* Start Task input *

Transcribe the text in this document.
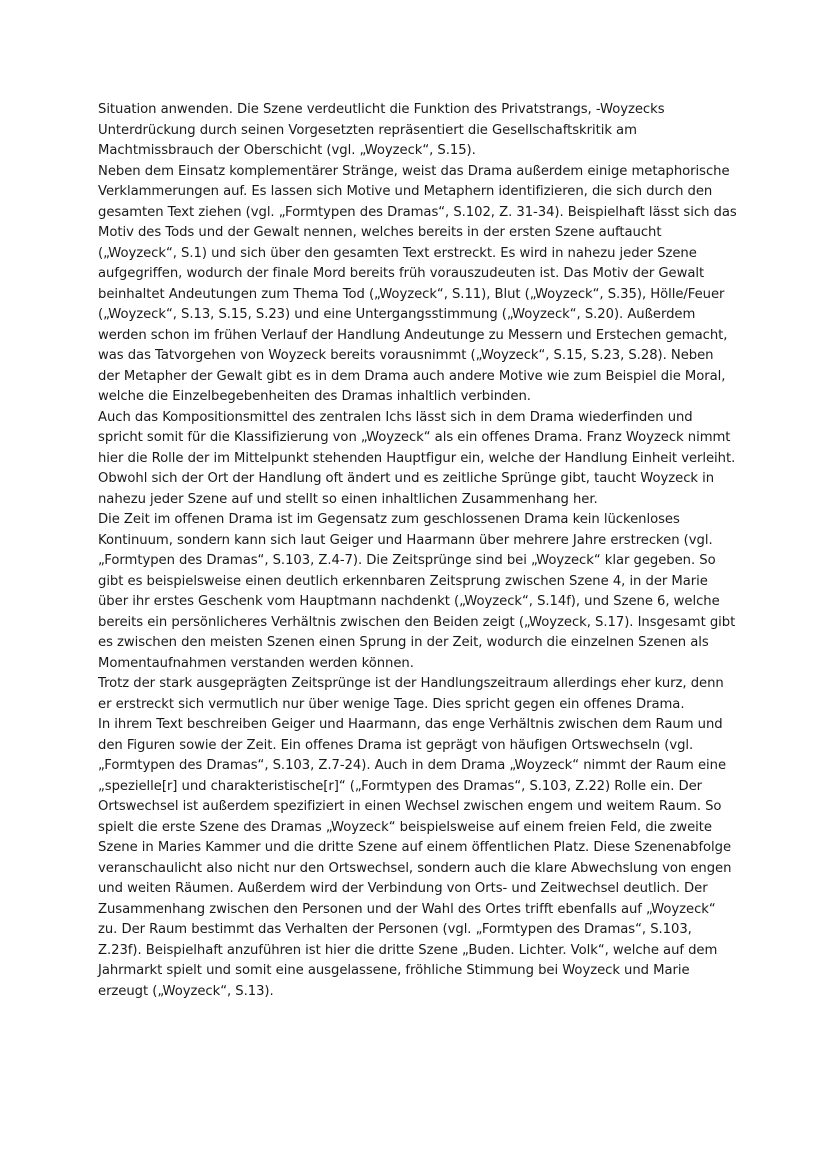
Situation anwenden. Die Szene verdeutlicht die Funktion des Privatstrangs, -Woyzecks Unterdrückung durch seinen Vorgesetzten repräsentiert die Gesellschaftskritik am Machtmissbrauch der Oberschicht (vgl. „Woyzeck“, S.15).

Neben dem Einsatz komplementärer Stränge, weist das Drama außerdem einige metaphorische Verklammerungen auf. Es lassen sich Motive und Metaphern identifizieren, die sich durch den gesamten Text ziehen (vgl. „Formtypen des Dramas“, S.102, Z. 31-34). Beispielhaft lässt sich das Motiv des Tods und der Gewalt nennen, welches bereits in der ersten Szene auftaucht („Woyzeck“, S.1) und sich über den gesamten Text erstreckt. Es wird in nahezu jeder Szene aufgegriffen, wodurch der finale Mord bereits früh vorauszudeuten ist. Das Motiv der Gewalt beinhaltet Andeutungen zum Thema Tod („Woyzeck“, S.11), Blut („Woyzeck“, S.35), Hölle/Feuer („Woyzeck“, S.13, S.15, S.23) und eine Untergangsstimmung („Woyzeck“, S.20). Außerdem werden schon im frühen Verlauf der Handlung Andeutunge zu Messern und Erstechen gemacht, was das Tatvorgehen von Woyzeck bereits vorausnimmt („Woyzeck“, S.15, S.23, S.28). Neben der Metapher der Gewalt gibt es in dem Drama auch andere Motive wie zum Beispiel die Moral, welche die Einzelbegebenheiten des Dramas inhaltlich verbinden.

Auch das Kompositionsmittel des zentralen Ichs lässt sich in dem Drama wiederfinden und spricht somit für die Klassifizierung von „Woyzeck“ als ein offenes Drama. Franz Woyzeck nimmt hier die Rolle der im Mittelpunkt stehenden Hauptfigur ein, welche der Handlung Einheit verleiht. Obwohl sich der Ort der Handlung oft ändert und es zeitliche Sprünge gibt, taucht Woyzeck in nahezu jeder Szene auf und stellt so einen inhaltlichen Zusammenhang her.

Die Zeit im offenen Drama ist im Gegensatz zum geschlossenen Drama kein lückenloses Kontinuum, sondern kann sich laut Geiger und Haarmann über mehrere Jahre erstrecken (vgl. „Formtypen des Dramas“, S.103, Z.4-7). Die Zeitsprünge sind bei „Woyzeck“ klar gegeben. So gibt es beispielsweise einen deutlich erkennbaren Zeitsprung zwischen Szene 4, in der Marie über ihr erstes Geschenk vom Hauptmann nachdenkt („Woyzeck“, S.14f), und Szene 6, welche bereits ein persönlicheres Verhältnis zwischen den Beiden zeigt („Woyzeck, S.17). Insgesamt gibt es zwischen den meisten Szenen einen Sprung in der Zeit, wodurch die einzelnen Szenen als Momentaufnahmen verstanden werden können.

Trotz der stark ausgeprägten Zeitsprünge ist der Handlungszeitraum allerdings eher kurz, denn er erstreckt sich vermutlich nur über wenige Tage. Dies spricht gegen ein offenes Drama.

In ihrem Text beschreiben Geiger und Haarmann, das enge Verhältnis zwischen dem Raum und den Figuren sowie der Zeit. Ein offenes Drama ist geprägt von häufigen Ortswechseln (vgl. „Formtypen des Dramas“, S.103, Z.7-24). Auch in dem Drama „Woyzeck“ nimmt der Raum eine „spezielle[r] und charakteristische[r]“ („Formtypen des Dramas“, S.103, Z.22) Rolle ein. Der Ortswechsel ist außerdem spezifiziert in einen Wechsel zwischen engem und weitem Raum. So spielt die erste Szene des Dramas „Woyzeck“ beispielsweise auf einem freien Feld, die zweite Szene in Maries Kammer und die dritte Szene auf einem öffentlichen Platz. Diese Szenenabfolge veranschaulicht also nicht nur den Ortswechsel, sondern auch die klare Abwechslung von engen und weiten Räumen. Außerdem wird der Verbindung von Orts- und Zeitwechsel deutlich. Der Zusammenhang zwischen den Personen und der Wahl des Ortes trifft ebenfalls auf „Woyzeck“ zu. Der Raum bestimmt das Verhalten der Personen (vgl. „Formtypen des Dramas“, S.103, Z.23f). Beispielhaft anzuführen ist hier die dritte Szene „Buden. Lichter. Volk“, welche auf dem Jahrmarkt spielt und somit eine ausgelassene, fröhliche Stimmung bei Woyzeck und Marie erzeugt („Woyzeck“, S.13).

* End Task input *

▸ **Task goal**: Copy the material above in full and exactly, skipping pictures.

▸ **Response to this exercise**:
Transcribe the text in this document.
Situation anwenden. Die Szene verdeutlicht die Funktion des Privatstrangs, -Woyzecks Unterdrückung durch seinen Vorgesetzten repräsentiert die Gesellschaftskritik am Machtmissbrauch der Oberschicht (vgl. „Woyzeck“, S.15).

Neben dem Einsatz komplementärer Stränge, weist das Drama außerdem einige metaphorische Verklammerungen auf. Es lassen sich Motive und Metaphern identifizieren, die sich durch den gesamten Text ziehen (vgl. „Formtypen des Dramas“, S.102, Z. 31-34). Beispielhaft lässt sich das Motiv des Tods und der Gewalt nennen, welches bereits in der ersten Szene auftaucht („Woyzeck“, S.1) und sich über den gesamten Text erstreckt. Es wird in nahezu jeder Szene aufgegriffen, wodurch der finale Mord bereits früh vorauszudeuten ist. Das Motiv der Gewalt beinhaltet Andeutungen zum Thema Tod („Woyzeck“, S.11), Blut („Woyzeck“, S.35), Hölle/Feuer („Woyzeck“, S.13, S.15, S.23) und eine Untergangsstimmung („Woyzeck“, S.20). Außerdem werden schon im frühen Verlauf der Handlung Andeutunge zu Messern und Erstechen gemacht, was das Tatvorgehen von Woyzeck bereits vorausnimmt („Woyzeck“, S.15, S.23, S.28). Neben der Metapher der Gewalt gibt es in dem Drama auch andere Motive wie zum Beispiel die Moral, welche die Einzelbegebenheiten des Dramas inhaltlich verbinden.

Auch das Kompositionsmittel des zentralen Ichs lässt sich in dem Drama wiederfinden und spricht somit für die Klassifizierung von „Woyzeck“ als ein offenes Drama. Franz Woyzeck nimmt hier die Rolle der im Mittelpunkt stehenden Hauptfigur ein, welche der Handlung Einheit verleiht. Obwohl sich der Ort der Handlung oft ändert und es zeitliche Sprünge gibt, taucht Woyzeck in nahezu jeder Szene auf und stellt so einen inhaltlichen Zusammenhang her.

Die Zeit im offenen Drama ist im Gegensatz zum geschlossenen Drama kein lückenloses Kontinuum, sondern kann sich laut Geiger und Haarmann über mehrere Jahre erstrecken (vgl. „Formtypen des Dramas“, S.103, Z.4-7). Die Zeitsprünge sind bei „Woyzeck“ klar gegeben. So gibt es beispielsweise einen deutlich erkennbaren Zeitsprung zwischen Szene 4, in der Marie über ihr erstes Geschenk vom Hauptmann nachdenkt („Woyzeck“, S.14f), und Szene 6, welche bereits ein persönlicheres Verhältnis zwischen den Beiden zeigt („Woyzeck, S.17). Insgesamt gibt es zwischen den meisten Szenen einen Sprung in der Zeit, wodurch die einzelnen Szenen als Momentaufnahmen verstanden werden können.

Trotz der stark ausgeprägten Zeitsprünge ist der Handlungszeitraum allerdings eher kurz, denn er erstreckt sich vermutlich nur über wenige Tage. Dies spricht gegen ein offenes Drama.

In ihrem Text beschreiben Geiger und Haarmann, das enge Verhältnis zwischen dem Raum und den Figuren sowie der Zeit. Ein offenes Drama ist geprägt von häufigen Ortswechseln (vgl. „Formtypen des Dramas“, S.103, Z.7-24). Auch in dem Drama „Woyzeck“ nimmt der Raum eine „spezielle[r] und charakteristische[r]“ („Formtypen des Dramas“, S.103, Z.22) Rolle ein. Der Ortswechsel ist außerdem spezifiziert in einen Wechsel zwischen engem und weitem Raum. So spielt die erste Szene des Dramas „Woyzeck“ beispielsweise auf einem freien Feld, die zweite Szene in Maries Kammer und die dritte Szene auf einem öffentlichen Platz. Diese Szenenabfolge veranschaulicht also nicht nur den Ortswechsel, sondern auch die klare Abwechslung von engen und weiten Räumen. Außerdem wird der Verbindung von Orts- und Zeitwechsel deutlich. Der Zusammenhang zwischen den Personen und der Wahl des Ortes trifft ebenfalls auf „Woyzeck“ zu. Der Raum bestimmt das Verhalten der Personen (vgl. „Formtypen des Dramas“, S.103, Z.23f). Beispielhaft anzuführen ist hier die dritte Szene „Buden. Lichter. Volk“, welche auf dem Jahrmarkt spielt und somit eine ausgelassene, fröhliche Stimmung bei Woyzeck und Marie erzeugt („Woyzeck“, S.13).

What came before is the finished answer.